Filter the entries down to the lines containing "amigos", and copy those lines.
START INPUT FOR THIS TASK
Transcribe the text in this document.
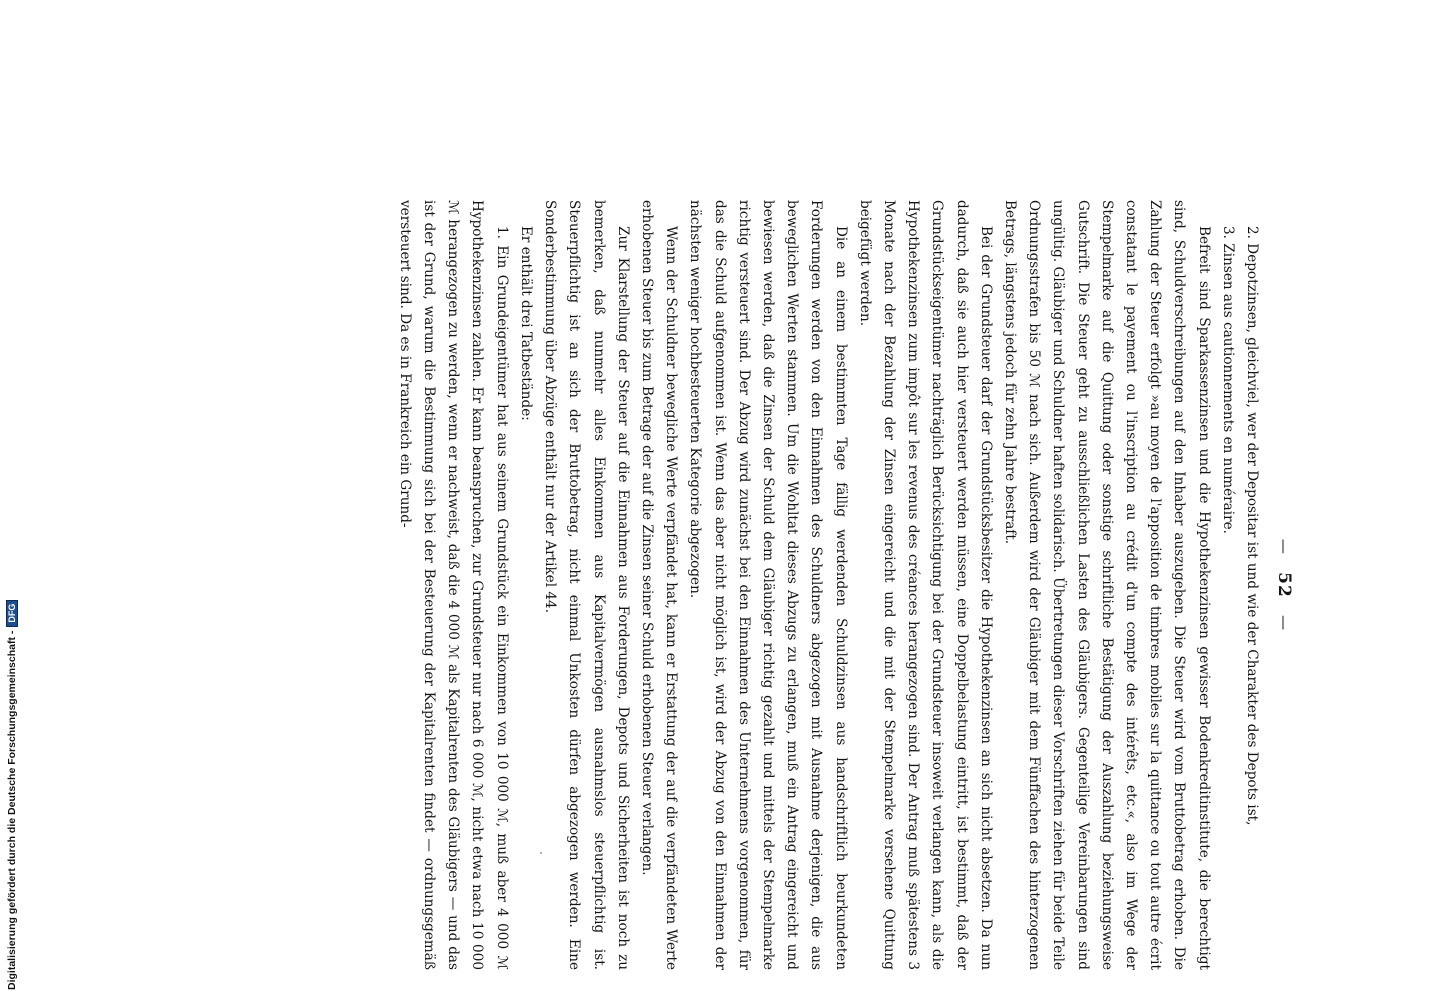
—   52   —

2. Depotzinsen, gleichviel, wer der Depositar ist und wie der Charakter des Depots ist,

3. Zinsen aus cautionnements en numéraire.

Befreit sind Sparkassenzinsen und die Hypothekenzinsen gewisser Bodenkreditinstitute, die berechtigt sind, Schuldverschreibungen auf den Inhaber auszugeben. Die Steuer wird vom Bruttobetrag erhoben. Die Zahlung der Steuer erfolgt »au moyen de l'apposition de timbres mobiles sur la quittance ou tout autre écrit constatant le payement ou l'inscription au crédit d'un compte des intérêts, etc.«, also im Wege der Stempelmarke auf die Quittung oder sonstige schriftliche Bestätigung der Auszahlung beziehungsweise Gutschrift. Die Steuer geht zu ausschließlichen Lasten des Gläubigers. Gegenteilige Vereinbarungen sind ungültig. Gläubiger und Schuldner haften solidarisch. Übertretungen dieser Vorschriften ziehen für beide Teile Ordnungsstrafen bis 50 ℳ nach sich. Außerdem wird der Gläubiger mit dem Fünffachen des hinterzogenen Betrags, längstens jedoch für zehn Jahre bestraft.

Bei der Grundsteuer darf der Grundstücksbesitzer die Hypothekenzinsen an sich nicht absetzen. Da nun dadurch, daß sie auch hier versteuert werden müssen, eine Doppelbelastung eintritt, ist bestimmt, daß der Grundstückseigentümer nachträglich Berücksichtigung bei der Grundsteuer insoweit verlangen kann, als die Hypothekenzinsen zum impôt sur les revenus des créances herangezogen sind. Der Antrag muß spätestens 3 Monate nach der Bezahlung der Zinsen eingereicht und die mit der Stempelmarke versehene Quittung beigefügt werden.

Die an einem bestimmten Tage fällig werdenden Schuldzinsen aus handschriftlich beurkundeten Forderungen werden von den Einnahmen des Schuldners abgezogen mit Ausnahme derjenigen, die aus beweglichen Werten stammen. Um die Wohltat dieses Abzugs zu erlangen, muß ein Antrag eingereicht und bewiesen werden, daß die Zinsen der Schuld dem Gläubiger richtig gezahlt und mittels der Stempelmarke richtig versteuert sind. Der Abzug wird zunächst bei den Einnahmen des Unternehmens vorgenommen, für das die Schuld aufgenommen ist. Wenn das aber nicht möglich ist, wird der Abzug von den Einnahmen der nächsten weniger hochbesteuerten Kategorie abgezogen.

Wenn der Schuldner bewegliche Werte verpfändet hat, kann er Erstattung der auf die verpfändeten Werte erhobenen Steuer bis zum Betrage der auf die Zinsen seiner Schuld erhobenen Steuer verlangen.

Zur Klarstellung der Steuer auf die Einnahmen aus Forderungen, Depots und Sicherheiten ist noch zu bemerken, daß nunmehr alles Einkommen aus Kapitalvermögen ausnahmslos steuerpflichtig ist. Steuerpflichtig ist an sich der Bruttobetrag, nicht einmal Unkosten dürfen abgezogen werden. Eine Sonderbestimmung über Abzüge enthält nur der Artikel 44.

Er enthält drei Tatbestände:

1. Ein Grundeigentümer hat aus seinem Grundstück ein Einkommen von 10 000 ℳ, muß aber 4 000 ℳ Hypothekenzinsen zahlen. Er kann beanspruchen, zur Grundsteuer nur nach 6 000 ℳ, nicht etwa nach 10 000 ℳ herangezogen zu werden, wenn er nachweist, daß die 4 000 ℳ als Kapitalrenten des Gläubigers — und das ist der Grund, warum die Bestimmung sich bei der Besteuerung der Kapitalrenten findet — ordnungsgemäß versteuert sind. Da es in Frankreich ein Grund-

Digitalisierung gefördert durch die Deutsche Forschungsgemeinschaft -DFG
END INPUT FOR THIS TASK
START INPUT FOR THIS TASK
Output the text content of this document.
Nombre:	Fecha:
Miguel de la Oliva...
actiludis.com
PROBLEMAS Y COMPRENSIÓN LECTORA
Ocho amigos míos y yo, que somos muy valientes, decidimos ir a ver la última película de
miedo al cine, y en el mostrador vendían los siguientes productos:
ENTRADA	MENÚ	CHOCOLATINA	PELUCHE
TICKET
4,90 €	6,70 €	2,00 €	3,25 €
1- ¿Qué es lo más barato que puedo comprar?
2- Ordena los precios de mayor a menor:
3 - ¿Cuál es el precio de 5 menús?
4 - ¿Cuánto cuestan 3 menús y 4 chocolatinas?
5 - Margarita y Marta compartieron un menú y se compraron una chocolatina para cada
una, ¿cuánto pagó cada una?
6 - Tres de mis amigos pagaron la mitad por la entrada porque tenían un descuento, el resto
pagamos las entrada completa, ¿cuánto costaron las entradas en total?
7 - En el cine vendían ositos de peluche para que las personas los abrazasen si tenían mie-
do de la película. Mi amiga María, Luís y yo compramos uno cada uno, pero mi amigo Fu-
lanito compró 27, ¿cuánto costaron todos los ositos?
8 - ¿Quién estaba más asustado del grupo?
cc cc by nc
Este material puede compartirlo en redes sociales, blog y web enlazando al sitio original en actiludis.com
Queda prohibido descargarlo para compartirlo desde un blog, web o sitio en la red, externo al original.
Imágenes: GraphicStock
END INPUT FOR THIS TASK
▶ [EXERCISE OUTPUT]
Ocho amigos míos y yo, que somos muy valientes, decidimos ir a ver la última película de
6 - Tres de mis amigos pagaron la mitad por la entrada porque tenían un descuento, el resto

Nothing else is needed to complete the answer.